Material:

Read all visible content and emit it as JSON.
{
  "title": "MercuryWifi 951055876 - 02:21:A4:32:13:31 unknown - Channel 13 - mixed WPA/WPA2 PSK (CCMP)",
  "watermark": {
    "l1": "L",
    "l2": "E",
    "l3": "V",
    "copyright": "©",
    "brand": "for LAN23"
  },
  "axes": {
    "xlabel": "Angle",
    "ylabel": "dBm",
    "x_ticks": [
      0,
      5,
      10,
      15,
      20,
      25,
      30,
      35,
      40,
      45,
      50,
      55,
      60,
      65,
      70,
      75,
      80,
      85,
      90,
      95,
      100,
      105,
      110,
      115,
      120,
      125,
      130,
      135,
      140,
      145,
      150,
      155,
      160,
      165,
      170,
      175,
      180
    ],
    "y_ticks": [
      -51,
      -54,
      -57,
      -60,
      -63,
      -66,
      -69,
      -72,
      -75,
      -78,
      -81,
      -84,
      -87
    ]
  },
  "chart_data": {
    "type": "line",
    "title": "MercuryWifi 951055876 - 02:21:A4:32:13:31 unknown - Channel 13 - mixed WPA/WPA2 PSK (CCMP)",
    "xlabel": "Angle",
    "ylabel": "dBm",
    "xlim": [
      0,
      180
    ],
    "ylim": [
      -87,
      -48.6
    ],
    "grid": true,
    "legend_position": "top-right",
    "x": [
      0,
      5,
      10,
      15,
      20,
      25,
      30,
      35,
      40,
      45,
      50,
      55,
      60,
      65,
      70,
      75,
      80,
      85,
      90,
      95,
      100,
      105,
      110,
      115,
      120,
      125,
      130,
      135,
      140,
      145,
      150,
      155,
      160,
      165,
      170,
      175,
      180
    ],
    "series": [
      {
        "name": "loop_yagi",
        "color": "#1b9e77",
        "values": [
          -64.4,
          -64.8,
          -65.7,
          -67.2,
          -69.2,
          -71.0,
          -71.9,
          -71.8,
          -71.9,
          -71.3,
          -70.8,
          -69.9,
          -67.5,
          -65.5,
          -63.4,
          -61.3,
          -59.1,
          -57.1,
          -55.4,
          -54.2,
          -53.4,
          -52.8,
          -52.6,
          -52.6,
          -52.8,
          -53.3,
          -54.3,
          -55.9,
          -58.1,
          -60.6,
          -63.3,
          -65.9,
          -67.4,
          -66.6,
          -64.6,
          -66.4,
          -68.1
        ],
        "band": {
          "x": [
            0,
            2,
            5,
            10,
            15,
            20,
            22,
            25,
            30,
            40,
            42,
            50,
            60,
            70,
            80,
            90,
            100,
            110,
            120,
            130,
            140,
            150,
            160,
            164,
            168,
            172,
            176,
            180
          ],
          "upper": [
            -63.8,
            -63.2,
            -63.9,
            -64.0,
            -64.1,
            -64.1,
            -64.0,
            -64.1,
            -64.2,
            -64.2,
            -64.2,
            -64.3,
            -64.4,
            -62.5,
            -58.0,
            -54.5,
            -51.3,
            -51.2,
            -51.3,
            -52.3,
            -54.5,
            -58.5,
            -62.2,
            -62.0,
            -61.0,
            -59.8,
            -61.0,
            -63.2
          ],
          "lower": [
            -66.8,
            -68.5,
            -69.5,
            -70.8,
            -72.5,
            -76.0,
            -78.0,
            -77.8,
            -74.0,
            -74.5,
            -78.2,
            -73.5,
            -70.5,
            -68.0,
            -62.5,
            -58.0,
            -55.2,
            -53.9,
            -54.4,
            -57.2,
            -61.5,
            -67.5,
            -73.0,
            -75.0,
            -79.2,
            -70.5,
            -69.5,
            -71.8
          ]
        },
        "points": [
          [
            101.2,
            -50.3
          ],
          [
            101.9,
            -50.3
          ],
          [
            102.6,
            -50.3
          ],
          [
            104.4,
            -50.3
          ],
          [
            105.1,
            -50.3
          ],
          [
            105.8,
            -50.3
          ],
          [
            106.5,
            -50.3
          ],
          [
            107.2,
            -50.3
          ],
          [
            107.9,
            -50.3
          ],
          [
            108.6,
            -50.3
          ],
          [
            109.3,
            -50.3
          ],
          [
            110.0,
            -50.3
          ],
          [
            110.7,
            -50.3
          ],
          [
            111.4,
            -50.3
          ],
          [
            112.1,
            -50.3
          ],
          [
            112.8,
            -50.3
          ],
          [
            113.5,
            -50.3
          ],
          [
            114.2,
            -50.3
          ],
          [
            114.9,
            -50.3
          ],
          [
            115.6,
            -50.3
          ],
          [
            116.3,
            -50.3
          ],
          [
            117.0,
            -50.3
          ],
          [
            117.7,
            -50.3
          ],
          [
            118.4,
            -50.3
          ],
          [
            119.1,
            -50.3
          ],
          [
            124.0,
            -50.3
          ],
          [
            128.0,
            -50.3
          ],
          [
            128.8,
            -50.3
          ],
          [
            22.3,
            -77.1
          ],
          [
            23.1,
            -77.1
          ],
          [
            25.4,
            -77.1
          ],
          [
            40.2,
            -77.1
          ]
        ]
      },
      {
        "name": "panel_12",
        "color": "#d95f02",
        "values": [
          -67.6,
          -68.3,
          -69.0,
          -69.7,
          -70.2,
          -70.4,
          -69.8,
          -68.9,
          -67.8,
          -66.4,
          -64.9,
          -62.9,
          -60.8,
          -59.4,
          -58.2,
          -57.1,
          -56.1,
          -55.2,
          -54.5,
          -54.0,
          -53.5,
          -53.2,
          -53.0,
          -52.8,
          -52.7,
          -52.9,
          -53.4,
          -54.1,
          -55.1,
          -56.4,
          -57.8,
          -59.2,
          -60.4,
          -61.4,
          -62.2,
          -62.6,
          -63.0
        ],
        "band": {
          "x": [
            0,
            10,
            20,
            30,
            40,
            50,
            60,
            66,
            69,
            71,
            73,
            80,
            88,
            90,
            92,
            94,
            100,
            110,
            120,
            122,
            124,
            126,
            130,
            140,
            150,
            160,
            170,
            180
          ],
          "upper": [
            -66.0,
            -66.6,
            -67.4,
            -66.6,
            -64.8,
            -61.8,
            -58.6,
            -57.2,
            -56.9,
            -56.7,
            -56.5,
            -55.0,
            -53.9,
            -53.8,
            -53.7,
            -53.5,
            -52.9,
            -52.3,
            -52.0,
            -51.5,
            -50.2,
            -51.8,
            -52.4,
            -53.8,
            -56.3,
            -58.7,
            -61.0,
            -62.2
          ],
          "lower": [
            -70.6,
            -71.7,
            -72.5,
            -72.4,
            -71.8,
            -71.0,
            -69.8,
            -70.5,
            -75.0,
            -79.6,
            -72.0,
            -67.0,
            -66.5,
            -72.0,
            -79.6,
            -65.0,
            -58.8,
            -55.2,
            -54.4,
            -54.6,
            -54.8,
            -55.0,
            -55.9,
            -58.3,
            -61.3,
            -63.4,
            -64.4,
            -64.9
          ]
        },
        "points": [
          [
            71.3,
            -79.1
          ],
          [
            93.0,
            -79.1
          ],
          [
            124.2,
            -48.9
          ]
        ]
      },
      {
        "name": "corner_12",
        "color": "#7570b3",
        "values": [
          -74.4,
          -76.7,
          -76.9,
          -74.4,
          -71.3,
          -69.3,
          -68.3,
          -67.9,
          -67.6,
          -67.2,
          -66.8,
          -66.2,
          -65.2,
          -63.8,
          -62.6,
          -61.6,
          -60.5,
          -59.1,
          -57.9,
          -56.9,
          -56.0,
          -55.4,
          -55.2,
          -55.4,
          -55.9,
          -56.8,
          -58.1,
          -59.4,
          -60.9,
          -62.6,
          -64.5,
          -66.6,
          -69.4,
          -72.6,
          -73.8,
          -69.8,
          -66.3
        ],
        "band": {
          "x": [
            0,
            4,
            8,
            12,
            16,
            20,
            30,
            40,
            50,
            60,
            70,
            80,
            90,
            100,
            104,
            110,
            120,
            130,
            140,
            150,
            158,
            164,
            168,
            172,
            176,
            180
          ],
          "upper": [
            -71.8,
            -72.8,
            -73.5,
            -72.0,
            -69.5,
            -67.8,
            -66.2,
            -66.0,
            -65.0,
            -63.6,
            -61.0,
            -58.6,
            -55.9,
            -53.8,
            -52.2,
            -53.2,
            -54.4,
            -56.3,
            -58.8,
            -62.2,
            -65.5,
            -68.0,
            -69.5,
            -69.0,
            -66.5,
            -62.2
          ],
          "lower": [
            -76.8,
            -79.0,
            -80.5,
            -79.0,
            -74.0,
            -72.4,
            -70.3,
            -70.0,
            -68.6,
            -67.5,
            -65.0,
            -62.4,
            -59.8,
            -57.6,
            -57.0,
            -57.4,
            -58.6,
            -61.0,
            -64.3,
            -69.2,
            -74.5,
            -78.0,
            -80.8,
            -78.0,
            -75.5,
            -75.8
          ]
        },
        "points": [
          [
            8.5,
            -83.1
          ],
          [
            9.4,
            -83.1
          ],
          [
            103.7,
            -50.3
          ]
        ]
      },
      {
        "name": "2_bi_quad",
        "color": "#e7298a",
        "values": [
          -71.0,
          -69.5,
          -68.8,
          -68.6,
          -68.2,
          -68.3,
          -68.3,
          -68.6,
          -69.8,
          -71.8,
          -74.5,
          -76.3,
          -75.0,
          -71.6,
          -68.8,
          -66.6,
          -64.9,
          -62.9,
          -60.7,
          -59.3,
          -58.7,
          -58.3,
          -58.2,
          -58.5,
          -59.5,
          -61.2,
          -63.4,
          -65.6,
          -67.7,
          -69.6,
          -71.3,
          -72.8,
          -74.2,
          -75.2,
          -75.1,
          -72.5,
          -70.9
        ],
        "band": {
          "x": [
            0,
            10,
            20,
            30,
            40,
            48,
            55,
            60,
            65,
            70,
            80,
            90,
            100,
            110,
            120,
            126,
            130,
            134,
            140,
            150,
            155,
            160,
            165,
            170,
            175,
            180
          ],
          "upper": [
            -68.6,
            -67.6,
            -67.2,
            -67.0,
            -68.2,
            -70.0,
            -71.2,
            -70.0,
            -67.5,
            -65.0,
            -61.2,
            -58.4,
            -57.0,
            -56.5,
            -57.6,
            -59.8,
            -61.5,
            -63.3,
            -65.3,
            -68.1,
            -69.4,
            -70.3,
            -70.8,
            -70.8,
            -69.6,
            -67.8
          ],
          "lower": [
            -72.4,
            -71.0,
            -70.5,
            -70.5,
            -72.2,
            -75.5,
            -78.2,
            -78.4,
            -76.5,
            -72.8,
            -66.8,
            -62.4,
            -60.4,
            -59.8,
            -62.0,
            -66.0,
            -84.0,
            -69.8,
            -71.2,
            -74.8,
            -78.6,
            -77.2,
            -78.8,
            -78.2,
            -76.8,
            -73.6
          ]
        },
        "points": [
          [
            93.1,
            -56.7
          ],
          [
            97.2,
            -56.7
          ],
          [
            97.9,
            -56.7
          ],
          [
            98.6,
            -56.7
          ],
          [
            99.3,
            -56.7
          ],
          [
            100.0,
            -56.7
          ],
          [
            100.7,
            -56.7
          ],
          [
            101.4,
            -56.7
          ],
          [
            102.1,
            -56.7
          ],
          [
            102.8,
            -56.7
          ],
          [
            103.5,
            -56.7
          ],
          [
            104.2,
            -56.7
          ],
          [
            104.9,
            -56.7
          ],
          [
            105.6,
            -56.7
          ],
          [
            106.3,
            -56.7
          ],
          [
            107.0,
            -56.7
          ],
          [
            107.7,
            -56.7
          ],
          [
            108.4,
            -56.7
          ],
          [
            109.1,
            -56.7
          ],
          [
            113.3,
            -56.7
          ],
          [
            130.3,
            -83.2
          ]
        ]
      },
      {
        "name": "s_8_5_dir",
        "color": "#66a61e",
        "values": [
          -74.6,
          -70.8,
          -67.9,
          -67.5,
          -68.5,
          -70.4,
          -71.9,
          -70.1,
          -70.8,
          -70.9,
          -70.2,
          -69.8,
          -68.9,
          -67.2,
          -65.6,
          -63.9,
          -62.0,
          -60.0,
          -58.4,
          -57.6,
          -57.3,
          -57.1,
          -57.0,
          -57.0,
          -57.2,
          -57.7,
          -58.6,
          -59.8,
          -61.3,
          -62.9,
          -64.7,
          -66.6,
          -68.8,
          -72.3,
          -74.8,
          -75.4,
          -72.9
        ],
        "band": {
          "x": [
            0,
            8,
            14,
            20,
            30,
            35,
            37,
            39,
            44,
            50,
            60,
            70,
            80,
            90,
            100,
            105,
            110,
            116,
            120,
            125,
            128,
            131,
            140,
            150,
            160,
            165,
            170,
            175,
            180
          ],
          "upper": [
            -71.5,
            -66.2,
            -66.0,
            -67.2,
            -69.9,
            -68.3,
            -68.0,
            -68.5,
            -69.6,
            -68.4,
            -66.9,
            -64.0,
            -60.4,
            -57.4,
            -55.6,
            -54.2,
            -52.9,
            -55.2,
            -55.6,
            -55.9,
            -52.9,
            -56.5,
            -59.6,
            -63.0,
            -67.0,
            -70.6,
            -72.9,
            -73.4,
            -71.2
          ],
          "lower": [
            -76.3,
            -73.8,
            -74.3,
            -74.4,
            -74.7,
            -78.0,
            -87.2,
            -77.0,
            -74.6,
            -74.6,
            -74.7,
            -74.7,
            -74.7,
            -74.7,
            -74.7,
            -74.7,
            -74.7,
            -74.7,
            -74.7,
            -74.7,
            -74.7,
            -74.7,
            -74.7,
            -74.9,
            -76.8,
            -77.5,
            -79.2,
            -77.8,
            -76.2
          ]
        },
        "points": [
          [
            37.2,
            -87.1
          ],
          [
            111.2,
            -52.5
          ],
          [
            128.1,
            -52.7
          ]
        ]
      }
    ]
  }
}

What you are asked to do: Reproduce each line from the records that contains the word "MercuryWifi".

Written response:
  "title": "MercuryWifi 951055876 - 02:21:A4:32:13:31 unknown - Channel 13 - mixed WPA/WPA2 PSK (CCMP)",
    "title": "MercuryWifi 951055876 - 02:21:A4:32:13:31 unknown - Channel 13 - mixed WPA/WPA2 PSK (CCMP)",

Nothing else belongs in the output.